_SHORT PROBLEM_
Look through the data below. Collect every line where the word "that" occurs.

_MATERIAL PROVIDED_
※

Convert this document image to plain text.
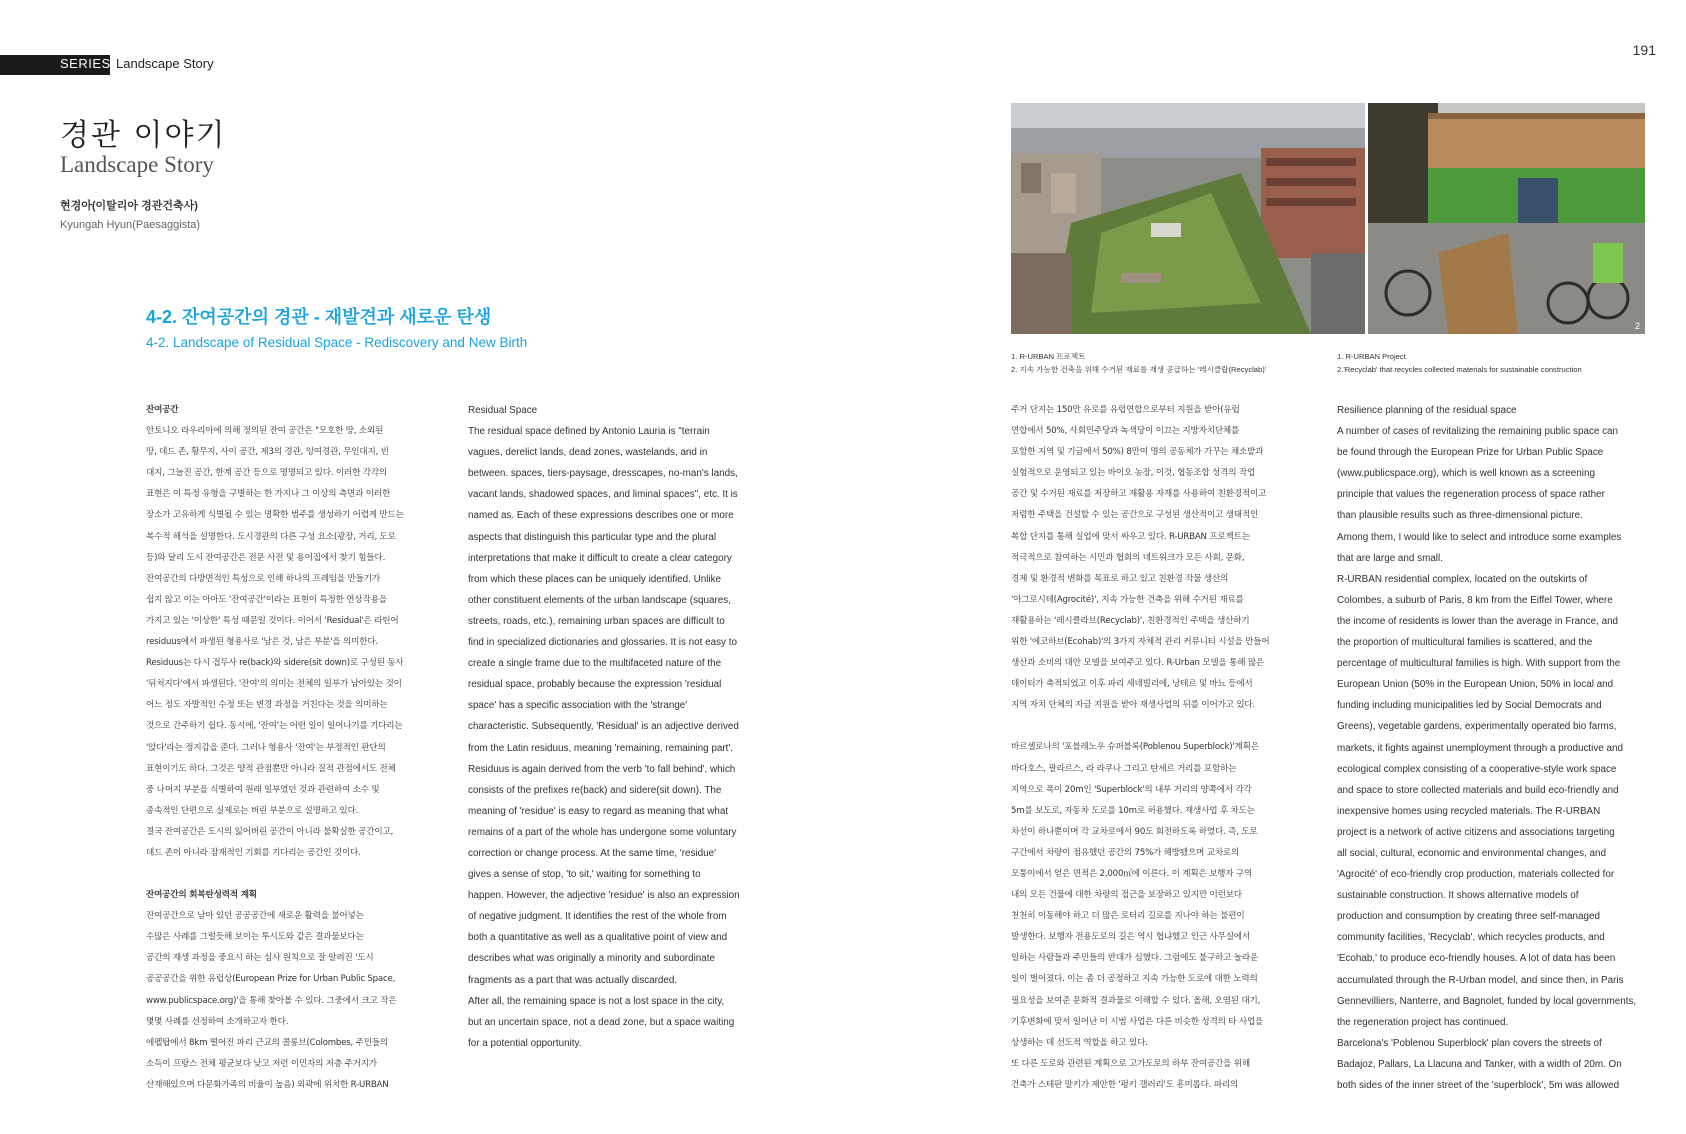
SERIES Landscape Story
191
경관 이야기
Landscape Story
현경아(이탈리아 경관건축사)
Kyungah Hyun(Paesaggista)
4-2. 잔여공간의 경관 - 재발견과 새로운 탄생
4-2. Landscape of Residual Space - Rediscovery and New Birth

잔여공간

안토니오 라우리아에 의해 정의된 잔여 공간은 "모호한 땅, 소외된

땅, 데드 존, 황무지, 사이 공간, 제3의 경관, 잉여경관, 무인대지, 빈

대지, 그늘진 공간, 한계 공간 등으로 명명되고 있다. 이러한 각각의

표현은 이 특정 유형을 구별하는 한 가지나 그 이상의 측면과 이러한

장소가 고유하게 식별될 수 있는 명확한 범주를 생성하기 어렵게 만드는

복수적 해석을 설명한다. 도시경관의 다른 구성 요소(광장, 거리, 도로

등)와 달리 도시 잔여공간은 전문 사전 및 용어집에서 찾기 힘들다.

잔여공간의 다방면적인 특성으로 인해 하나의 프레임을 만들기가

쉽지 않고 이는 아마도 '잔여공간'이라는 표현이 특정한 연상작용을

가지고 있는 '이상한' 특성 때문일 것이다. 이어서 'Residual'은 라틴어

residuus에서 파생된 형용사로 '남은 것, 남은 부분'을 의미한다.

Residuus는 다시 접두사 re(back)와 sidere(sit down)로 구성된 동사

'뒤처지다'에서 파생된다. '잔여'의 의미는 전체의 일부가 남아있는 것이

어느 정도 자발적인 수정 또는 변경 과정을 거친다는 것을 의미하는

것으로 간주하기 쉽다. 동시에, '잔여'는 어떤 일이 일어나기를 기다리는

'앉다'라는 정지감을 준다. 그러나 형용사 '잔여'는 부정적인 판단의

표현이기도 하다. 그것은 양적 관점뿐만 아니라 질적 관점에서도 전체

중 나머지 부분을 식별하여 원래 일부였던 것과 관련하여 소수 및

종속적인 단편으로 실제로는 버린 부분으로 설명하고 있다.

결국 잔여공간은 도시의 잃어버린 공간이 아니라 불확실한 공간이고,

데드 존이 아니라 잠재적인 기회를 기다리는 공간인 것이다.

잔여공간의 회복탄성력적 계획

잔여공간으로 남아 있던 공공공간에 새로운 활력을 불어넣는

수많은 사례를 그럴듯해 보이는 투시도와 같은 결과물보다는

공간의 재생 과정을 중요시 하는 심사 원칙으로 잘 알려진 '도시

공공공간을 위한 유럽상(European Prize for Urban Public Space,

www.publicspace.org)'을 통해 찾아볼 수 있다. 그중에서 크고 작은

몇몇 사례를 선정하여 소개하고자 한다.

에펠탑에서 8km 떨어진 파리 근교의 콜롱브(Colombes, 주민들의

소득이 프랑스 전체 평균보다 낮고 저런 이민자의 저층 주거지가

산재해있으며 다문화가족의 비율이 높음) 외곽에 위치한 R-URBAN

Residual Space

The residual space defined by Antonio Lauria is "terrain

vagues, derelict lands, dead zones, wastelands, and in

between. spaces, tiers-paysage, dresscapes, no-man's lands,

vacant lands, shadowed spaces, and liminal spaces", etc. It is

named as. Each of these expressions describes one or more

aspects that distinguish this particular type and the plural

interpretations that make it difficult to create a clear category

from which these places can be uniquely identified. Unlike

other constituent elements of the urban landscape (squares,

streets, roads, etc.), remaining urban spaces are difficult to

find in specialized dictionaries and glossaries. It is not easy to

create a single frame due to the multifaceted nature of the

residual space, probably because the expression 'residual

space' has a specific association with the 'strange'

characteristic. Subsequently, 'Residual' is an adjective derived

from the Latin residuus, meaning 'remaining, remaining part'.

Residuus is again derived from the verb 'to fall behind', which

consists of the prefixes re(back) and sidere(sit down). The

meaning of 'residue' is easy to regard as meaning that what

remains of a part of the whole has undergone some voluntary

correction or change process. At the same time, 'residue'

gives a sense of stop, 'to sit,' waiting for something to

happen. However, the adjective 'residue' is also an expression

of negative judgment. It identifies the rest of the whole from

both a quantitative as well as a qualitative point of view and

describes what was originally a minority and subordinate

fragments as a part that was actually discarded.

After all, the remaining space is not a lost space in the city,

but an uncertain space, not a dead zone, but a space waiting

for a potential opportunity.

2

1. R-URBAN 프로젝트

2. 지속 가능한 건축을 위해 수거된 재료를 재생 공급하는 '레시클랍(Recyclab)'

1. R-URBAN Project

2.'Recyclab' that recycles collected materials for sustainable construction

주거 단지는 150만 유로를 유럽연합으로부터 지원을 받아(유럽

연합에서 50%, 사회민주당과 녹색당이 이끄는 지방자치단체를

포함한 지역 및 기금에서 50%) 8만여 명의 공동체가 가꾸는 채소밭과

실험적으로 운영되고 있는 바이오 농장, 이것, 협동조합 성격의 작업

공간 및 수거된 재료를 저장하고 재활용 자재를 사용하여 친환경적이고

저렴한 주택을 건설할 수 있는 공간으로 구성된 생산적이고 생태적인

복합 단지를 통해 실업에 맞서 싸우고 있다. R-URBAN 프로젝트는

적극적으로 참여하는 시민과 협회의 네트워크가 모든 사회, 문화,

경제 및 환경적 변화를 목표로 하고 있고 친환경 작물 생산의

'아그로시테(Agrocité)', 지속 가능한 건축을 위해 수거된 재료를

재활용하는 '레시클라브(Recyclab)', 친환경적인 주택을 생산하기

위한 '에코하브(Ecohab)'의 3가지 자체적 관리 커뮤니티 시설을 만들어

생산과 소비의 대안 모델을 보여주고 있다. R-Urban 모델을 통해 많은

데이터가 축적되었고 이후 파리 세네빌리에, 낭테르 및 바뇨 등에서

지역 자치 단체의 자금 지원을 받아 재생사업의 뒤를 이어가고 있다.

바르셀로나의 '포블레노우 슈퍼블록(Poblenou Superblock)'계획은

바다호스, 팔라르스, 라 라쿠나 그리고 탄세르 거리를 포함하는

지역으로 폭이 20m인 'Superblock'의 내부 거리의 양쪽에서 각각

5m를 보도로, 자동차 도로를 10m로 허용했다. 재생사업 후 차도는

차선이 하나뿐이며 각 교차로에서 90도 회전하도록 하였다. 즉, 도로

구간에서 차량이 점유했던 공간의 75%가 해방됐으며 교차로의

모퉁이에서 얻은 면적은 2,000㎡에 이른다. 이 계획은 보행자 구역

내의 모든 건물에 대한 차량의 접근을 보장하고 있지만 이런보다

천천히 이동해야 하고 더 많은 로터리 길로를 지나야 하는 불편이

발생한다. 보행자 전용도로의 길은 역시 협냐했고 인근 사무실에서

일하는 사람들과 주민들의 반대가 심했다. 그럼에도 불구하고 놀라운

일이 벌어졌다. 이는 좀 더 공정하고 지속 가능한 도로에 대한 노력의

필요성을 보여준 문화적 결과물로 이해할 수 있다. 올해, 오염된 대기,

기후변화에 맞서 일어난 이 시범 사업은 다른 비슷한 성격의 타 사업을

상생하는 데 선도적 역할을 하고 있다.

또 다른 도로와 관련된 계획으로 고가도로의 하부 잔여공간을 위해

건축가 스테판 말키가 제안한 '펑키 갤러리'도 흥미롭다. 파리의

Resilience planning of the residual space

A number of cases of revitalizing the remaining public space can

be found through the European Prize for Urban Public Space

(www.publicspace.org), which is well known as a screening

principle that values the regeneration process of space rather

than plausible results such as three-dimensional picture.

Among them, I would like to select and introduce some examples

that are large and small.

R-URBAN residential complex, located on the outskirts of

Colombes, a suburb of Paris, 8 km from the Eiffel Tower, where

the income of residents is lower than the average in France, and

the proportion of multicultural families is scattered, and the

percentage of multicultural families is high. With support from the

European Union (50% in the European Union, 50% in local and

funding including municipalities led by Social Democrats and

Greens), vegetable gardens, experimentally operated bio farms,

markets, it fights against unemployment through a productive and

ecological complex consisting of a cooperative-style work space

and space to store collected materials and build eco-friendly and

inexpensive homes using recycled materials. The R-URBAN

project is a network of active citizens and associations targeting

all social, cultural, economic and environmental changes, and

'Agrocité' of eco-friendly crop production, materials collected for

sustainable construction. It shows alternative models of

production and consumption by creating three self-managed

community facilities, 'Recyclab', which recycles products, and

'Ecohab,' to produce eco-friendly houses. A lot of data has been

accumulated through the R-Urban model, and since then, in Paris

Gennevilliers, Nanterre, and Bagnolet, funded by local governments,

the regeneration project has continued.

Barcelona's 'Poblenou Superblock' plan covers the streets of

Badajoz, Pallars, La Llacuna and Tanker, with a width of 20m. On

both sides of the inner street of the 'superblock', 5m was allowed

※

_RIGHT ANSWER_
aspects that distinguish this particular type and the plural
interpretations that make it difficult to create a clear category
meaning of 'residue' is easy to regard as meaning that what
fragments as a part that was actually discarded.
2.'Recyclab' that recycles collected materials for sustainable construction
principle that values the regeneration process of space rather
that are large and small.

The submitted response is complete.